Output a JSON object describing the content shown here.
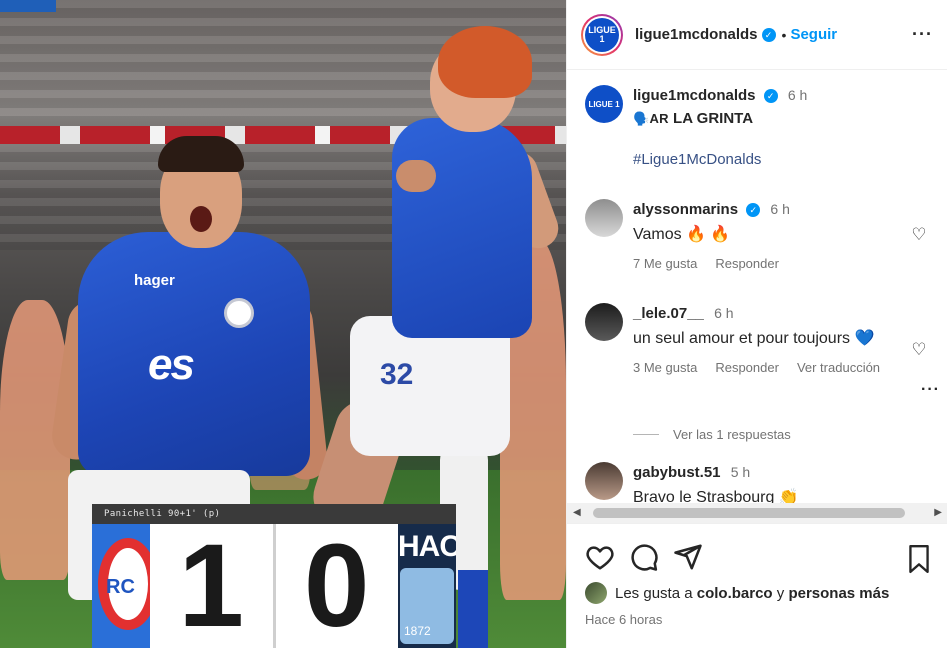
{
  "post": {
    "username": "ligue1mcdonalds",
    "follow_label": "Seguir",
    "avatar_text": "LIGUE 1",
    "caption_prefix": "🗣️AR",
    "caption_title": "LA GRINTA",
    "hashtag": "#Ligue1McDonalds",
    "caption_time": "6 h",
    "time_ago": "Hace 6 horas"
  },
  "photo": {
    "sponsor_es": "es",
    "sponsor_hager": "hager",
    "player_number": "32",
    "scoreboard": {
      "scorer_line": "Panichelli 90+1' (p)",
      "home_score": "1",
      "away_score": "0",
      "home_abbr": "RC",
      "away_abbr": "HAC",
      "away_year": "1872"
    }
  },
  "comments": [
    {
      "user": "alyssonmarins",
      "verified": true,
      "time": "6 h",
      "text": "Vamos 🔥 🔥",
      "likes": "7 Me gusta",
      "reply": "Responder"
    },
    {
      "user": "_lele.07__",
      "verified": false,
      "time": "6 h",
      "text": "un seul amour et pour toujours 💙",
      "likes": "3 Me gusta",
      "reply": "Responder",
      "translate": "Ver traducción",
      "view_replies": "Ver las 1 respuestas"
    },
    {
      "user": "gabybust.51",
      "verified": false,
      "time": "5 h",
      "text": "Bravo le Strasbourg 👏"
    }
  ],
  "likes_line": {
    "prefix": "Les gusta a",
    "user": "colo.barco",
    "mid": "y",
    "suffix": "personas más"
  },
  "icons": {
    "like": "heart-icon",
    "comment": "comment-icon",
    "share": "send-icon",
    "save": "bookmark-icon",
    "more": "more-icon"
  },
  "colors": {
    "accent": "#0095f6",
    "brand_blue": "#0e4fc7",
    "muted": "#737373"
  }
}
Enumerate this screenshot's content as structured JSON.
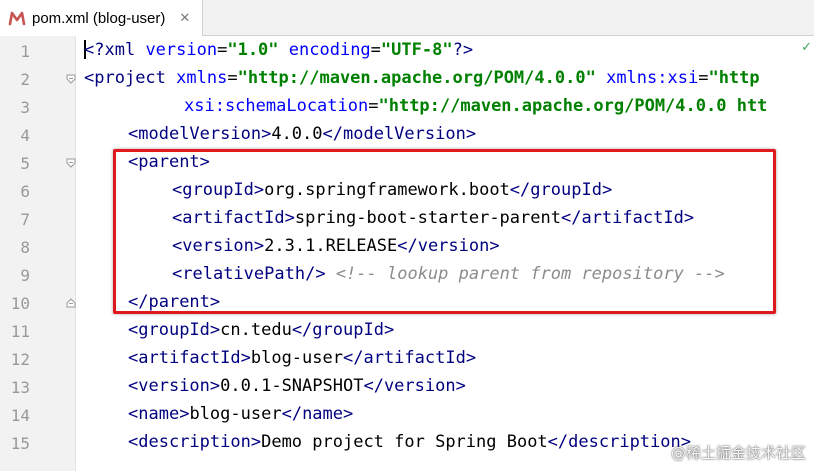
{
  "tab": {
    "label": "pom.xml (blog-user)",
    "icon": "maven-icon",
    "accent": "#c75450"
  },
  "line_numbers": [
    "1",
    "2",
    "3",
    "4",
    "5",
    "6",
    "7",
    "8",
    "9",
    "10",
    "11",
    "12",
    "13",
    "14",
    "15"
  ],
  "code": {
    "l1": {
      "p1": "?xml ",
      "a1": "version",
      "eq1": "=",
      "v1": "\"1.0\"",
      "sp": " ",
      "a2": "encoding",
      "eq2": "=",
      "v2": "\"UTF-8\"",
      "p2": "?>"
    },
    "l2": {
      "open": "<",
      "tag": "project",
      "sp1": " ",
      "a1": "xmlns",
      "eq1": "=",
      "v1": "\"http://maven.apache.org/POM/4.0.0\"",
      "sp2": " ",
      "a2": "xmlns:xsi",
      "eq2": "=",
      "v2": "\"http"
    },
    "l3": {
      "a1": "xsi:schemaLocation",
      "eq1": "=",
      "v1": "\"http://maven.apache.org/POM/4.0.0 htt"
    },
    "l4": {
      "o1": "<",
      "t1": "modelVersion",
      "c1": ">",
      "text": "4.0.0",
      "o2": "</",
      "t2": "modelVersion",
      "c2": ">"
    },
    "l5": {
      "o1": "<",
      "t1": "parent",
      "c1": ">"
    },
    "l6": {
      "o1": "<",
      "t1": "groupId",
      "c1": ">",
      "text": "org.springframework.boot",
      "o2": "</",
      "t2": "groupId",
      "c2": ">"
    },
    "l7": {
      "o1": "<",
      "t1": "artifactId",
      "c1": ">",
      "text": "spring-boot-starter-parent",
      "o2": "</",
      "t2": "artifactId",
      "c2": ">"
    },
    "l8": {
      "o1": "<",
      "t1": "version",
      "c1": ">",
      "text": "2.3.1.RELEASE",
      "o2": "</",
      "t2": "version",
      "c2": ">"
    },
    "l9": {
      "o1": "<",
      "t1": "relativePath",
      "c1": "/>",
      "sp": " ",
      "comment": "<!-- lookup parent from repository -->"
    },
    "l10": {
      "o1": "</",
      "t1": "parent",
      "c1": ">"
    },
    "l11": {
      "o1": "<",
      "t1": "groupId",
      "c1": ">",
      "text": "cn.tedu",
      "o2": "</",
      "t2": "groupId",
      "c2": ">"
    },
    "l12": {
      "o1": "<",
      "t1": "artifactId",
      "c1": ">",
      "text": "blog-user",
      "o2": "</",
      "t2": "artifactId",
      "c2": ">"
    },
    "l13": {
      "o1": "<",
      "t1": "version",
      "c1": ">",
      "text": "0.0.1-SNAPSHOT",
      "o2": "</",
      "t2": "version",
      "c2": ">"
    },
    "l14": {
      "o1": "<",
      "t1": "name",
      "c1": ">",
      "text": "blog-user",
      "o2": "</",
      "t2": "name",
      "c2": ">"
    },
    "l15": {
      "o1": "<",
      "t1": "description",
      "c1": ">",
      "text": "Demo project for Spring Boot",
      "o2": "</",
      "t2": "description",
      "c2": ">"
    }
  },
  "watermark": "@稀土掘金技术社区",
  "colors": {
    "tag": "#000080",
    "attr": "#0000ff",
    "value": "#008000",
    "comment": "#8c8c8c",
    "highlight": "#e0191e"
  }
}
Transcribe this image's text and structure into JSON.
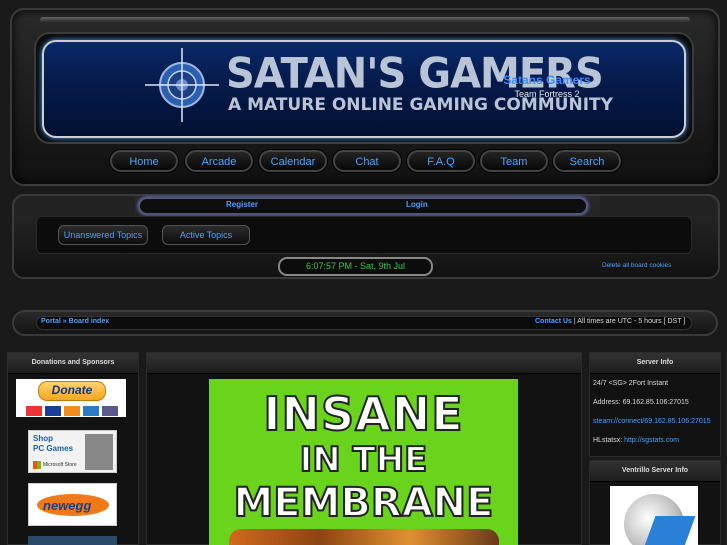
{
  "header": {
    "logo_title": "SATAN'S GAMERS",
    "logo_subtitle": "A MATURE ONLINE GAMING COMMUNITY",
    "site_name": "Satans Gamers",
    "site_game": "Team Fortress 2"
  },
  "nav": {
    "items": [
      {
        "label": "Home"
      },
      {
        "label": "Arcade"
      },
      {
        "label": "Calendar"
      },
      {
        "label": "Chat"
      },
      {
        "label": "F.A.Q"
      },
      {
        "label": "Team"
      },
      {
        "label": "Search"
      }
    ]
  },
  "auth": {
    "register": "Register",
    "login": "Login"
  },
  "quicklinks": {
    "unanswered": "Unanswered Topics",
    "active": "Active Topics"
  },
  "clock": "6:07:57 PM - Sat, 9th Jul",
  "delete_cookies": "Delete all board cookies",
  "breadcrumb": {
    "portal": "Portal",
    "separator": "»",
    "board_index": "Board index",
    "contact": "Contact Us",
    "timezone": " | All times are UTC - 5 hours [ DST ]"
  },
  "left": {
    "heading": "Donations and Sponsors",
    "donate_label": "Donate",
    "pcgames_line1": "Shop",
    "pcgames_line2": "PC Games",
    "pcgames_store": "Microsoft Store",
    "newegg": "newegg"
  },
  "poster": {
    "line1": "INSANE",
    "line2": "IN THE",
    "line3": "MEMBRANE"
  },
  "right": {
    "heading": "Server Info",
    "server_name": "24/7 <SG> 2Fort Instant",
    "address_label": "Address: ",
    "address_value": "69.162.85.106:27015",
    "steam_link": "steam://connect/69.162.85.106:27015",
    "hlstats_label": "HLstatsx: ",
    "hlstats_link": "http://sgstats.com",
    "vent_heading": "Ventrillo Server Info"
  },
  "colors": {
    "accent": "#4d9fff",
    "clock": "#38c74a",
    "poster_bg": "#6ad41c"
  }
}
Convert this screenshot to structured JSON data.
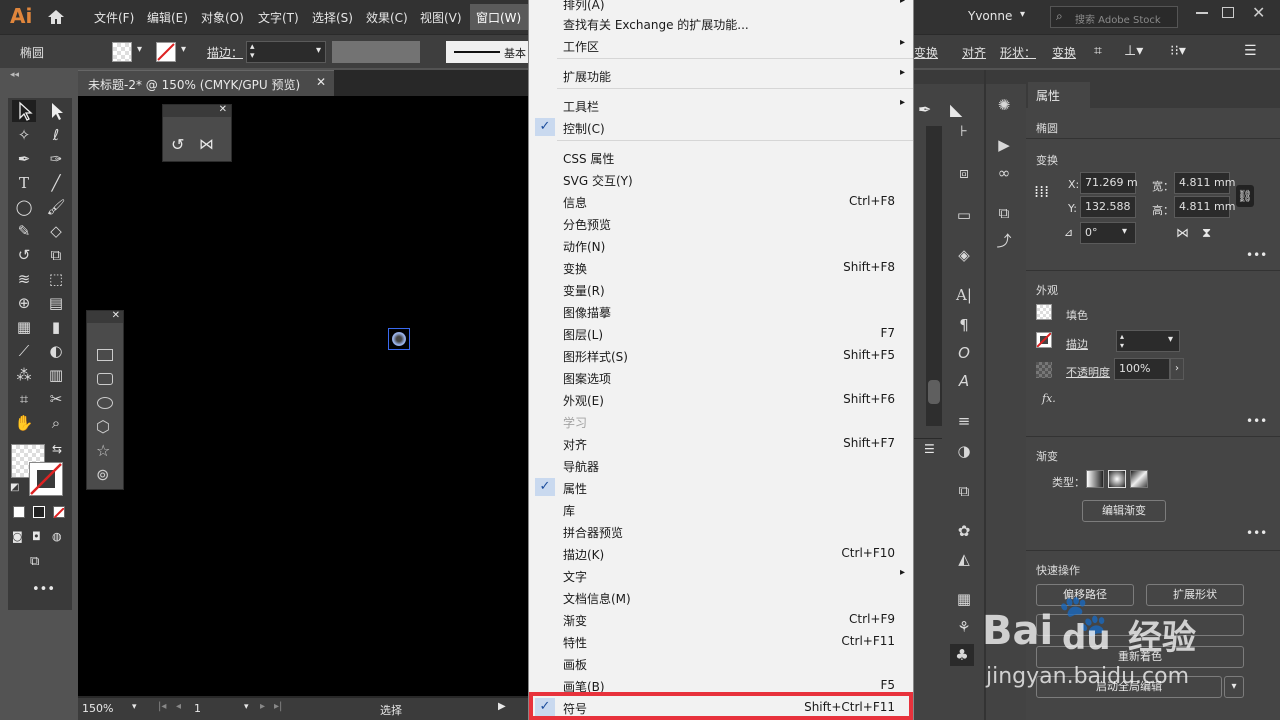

::::

Repeat the records above exactly, leaving out any pictures they contain.

Output a JSON object describing the content shown here.
{
  "post": {
    "username": "ligue1mcdonalds",
    "follow_label": "Seguir",
    "avatar_text": "LIGUE 1",
    "caption_prefix": "🗣️AR",
    "caption_title": "LA GRINTA",
    "hashtag": "#Ligue1McDonalds",
    "caption_time": "6 h",
    "time_ago": "Hace 6 horas"
  },
  "photo": {
    "sponsor_es": "es",
    "sponsor_hager": "hager",
    "player_number": "32",
    "scoreboard": {
      "scorer_line": "Panichelli 90+1' (p)",
      "home_score": "1",
      "away_score": "0",
      "home_abbr": "RC",
      "away_abbr": "HAC",
      "away_year": "1872"
    }
  },
  "comments": [
    {
      "user": "alyssonmarins",
      "verified": true,
      "time": "6 h",
      "text": "Vamos 🔥 🔥",
      "likes": "7 Me gusta",
      "reply": "Responder"
    },
    {
      "user": "_lele.07__",
      "verified": false,
      "time": "6 h",
      "text": "un seul amour et pour toujours 💙",
      "likes": "3 Me gusta",
      "reply": "Responder",
      "translate": "Ver traducción",
      "view_replies": "Ver las 1 respuestas"
    },
    {
      "user": "gabybust.51",
      "verified": false,
      "time": "5 h",
      "text": "Bravo le Strasbourg 👏"
    }
  ],
  "likes_line": {
    "prefix": "Les gusta a",
    "user": "colo.barco",
    "mid": "y",
    "suffix": "personas más"
  },
  "icons": {
    "like": "heart-icon",
    "comment": "comment-icon",
    "share": "send-icon",
    "save": "bookmark-icon",
    "more": "more-icon"
  },
  "colors": {
    "accent": "#0095f6",
    "brand_blue": "#0e4fc7",
    "muted": "#737373"
  }
}
Enumerate this screenshot's content as structured JSON.
{
  "tab": {
    "label": "pom.xml (blog-user)",
    "icon": "maven-icon",
    "accent": "#c75450"
  },
  "line_numbers": [
    "1",
    "2",
    "3",
    "4",
    "5",
    "6",
    "7",
    "8",
    "9",
    "10",
    "11",
    "12",
    "13",
    "14",
    "15"
  ],
  "code": {
    "l1": {
      "p1": "?xml ",
      "a1": "version",
      "eq1": "=",
      "v1": "\"1.0\"",
      "sp": " ",
      "a2": "encoding",
      "eq2": "=",
      "v2": "\"UTF-8\"",
      "p2": "?>"
    },
    "l2": {
      "open": "<",
      "tag": "project",
      "sp1": " ",
      "a1": "xmlns",
      "eq1": "=",
      "v1": "\"http://maven.apache.org/POM/4.0.0\"",
      "sp2": " ",
      "a2": "xmlns:xsi",
      "eq2": "=",
      "v2": "\"http"
    },
    "l3": {
      "a1": "xsi:schemaLocation",
      "eq1": "=",
      "v1": "\"http://maven.apache.org/POM/4.0.0 htt"
    },
    "l4": {
      "o1": "<",
      "t1": "modelVersion",
      "c1": ">",
      "text": "4.0.0",
      "o2": "</",
      "t2": "modelVersion",
      "c2": ">"
    },
    "l5": {
      "o1": "<",
      "t1": "parent",
      "c1": ">"
    },
    "l6": {
      "o1": "<",
      "t1": "groupId",
      "c1": ">",
      "text": "org.springframework.boot",
      "o2": "</",
      "t2": "groupId",
      "c2": ">"
    },
    "l7": {
      "o1": "<",
      "t1": "artifactId",
      "c1": ">",
      "text": "spring-boot-starter-parent",
      "o2": "</",
      "t2": "artifactId",
      "c2": ">"
    },
    "l8": {
      "o1": "<",
      "t1": "version",
      "c1": ">",
      "text": "2.3.1.RELEASE",
      "o2": "</",
      "t2": "version",
      "c2": ">"
    },
    "l9": {
      "o1": "<",
      "t1": "relativePath",
      "c1": "/>",
      "sp": " ",
      "comment": "<!-- lookup parent from repository -->"
    },
    "l10": {
      "o1": "</",
      "t1": "parent",
      "c1": ">"
    },
    "l11": {
      "o1": "<",
      "t1": "groupId",
      "c1": ">",
      "text": "cn.tedu",
      "o2": "</",
      "t2": "groupId",
      "c2": ">"
    },
    "l12": {
      "o1": "<",
      "t1": "artifactId",
      "c1": ">",
      "text": "blog-user",
      "o2": "</",
      "t2": "artifactId",
      "c2": ">"
    },
    "l13": {
      "o1": "<",
      "t1": "version",
      "c1": ">",
      "text": "0.0.1-SNAPSHOT",
      "o2": "</",
      "t2": "version",
      "c2": ">"
    },
    "l14": {
      "o1": "<",
      "t1": "name",
      "c1": ">",
      "text": "blog-user",
      "o2": "</",
      "t2": "name",
      "c2": ">"
    },
    "l15": {
      "o1": "<",
      "t1": "description",
      "c1": ">",
      "text": "Demo project for Spring Boot",
      "o2": "</",
      "t2": "description",
      "c2": ">"
    }
  },
  "watermark": "@稀土掘金技术社区",
  "colors": {
    "tag": "#000080",
    "attr": "#0000ff",
    "value": "#008000",
    "comment": "#8c8c8c",
    "highlight": "#e0191e"
  }
}
Transcribe this image's text and structure into JSON.
{
  "header": {
    "logo_title": "SATAN'S GAMERS",
    "logo_subtitle": "A MATURE ONLINE GAMING COMMUNITY",
    "site_name": "Satans Gamers",
    "site_game": "Team Fortress 2"
  },
  "nav": {
    "items": [
      {
        "label": "Home"
      },
      {
        "label": "Arcade"
      },
      {
        "label": "Calendar"
      },
      {
        "label": "Chat"
      },
      {
        "label": "F.A.Q"
      },
      {
        "label": "Team"
      },
      {
        "label": "Search"
      }
    ]
  },
  "auth": {
    "register": "Register",
    "login": "Login"
  },
  "quicklinks": {
    "unanswered": "Unanswered Topics",
    "active": "Active Topics"
  },
  "clock": "6:07:57 PM - Sat, 9th Jul",
  "delete_cookies": "Delete all board cookies",
  "breadcrumb": {
    "portal": "Portal",
    "separator": "»",
    "board_index": "Board index",
    "contact": "Contact Us",
    "timezone": " | All times are UTC - 5 hours [ DST ]"
  },
  "left": {
    "heading": "Donations and Sponsors",
    "donate_label": "Donate",
    "pcgames_line1": "Shop",
    "pcgames_line2": "PC Games",
    "pcgames_store": "Microsoft Store",
    "newegg": "newegg"
  },
  "poster": {
    "line1": "INSANE",
    "line2": "IN THE",
    "line3": "MEMBRANE"
  },
  "right": {
    "heading": "Server Info",
    "server_name": "24/7 <SG> 2Fort Instant",
    "address_label": "Address: ",
    "address_value": "69.162.85.106:27015",
    "steam_link": "steam://connect/69.162.85.106:27015",
    "hlstats_label": "HLstatsx: ",
    "hlstats_link": "http://sgstats.com",
    "vent_heading": "Ventrillo Server Info"
  },
  "colors": {
    "accent": "#4d9fff",
    "clock": "#38c74a",
    "poster_bg": "#6ad41c"
  }
}
Convert this screenshot to structured JSON data.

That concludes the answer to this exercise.